** start THE DATA **

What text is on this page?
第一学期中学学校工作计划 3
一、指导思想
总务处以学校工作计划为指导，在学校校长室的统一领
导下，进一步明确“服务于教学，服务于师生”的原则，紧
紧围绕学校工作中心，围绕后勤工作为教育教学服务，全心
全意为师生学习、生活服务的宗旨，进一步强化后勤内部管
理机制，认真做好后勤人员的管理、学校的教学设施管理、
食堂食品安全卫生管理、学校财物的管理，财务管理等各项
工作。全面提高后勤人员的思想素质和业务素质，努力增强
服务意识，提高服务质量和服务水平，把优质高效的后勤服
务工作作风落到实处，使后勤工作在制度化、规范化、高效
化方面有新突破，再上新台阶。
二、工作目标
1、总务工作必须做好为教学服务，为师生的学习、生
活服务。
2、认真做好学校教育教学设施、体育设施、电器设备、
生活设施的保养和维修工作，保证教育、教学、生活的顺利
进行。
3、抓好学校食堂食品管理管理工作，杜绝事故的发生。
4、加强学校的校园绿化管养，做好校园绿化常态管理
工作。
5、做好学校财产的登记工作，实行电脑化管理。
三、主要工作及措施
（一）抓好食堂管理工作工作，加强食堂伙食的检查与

** end THE DATA **

YOUR GOAL » Each record must be returned exactly as it is written.

TASK SOLUTION »
What text is on this page?
第一学期中学学校工作计划 3
一、指导思想
总务处以学校工作计划为指导，在学校校长室的统一领
导下，进一步明确“服务于教学，服务于师生”的原则，紧
紧围绕学校工作中心，围绕后勤工作为教育教学服务，全心
全意为师生学习、生活服务的宗旨，进一步强化后勤内部管
理机制，认真做好后勤人员的管理、学校的教学设施管理、
食堂食品安全卫生管理、学校财物的管理，财务管理等各项
工作。全面提高后勤人员的思想素质和业务素质，努力增强
服务意识，提高服务质量和服务水平，把优质高效的后勤服
务工作作风落到实处，使后勤工作在制度化、规范化、高效
化方面有新突破，再上新台阶。
二、工作目标
1、总务工作必须做好为教学服务，为师生的学习、生
活服务。
2、认真做好学校教育教学设施、体育设施、电器设备、
生活设施的保养和维修工作，保证教育、教学、生活的顺利
进行。
3、抓好学校食堂食品管理管理工作，杜绝事故的发生。
4、加强学校的校园绿化管养，做好校园绿化常态管理
工作。
5、做好学校财产的登记工作，实行电脑化管理。
三、主要工作及措施
（一）抓好食堂管理工作工作，加强食堂伙食的检查与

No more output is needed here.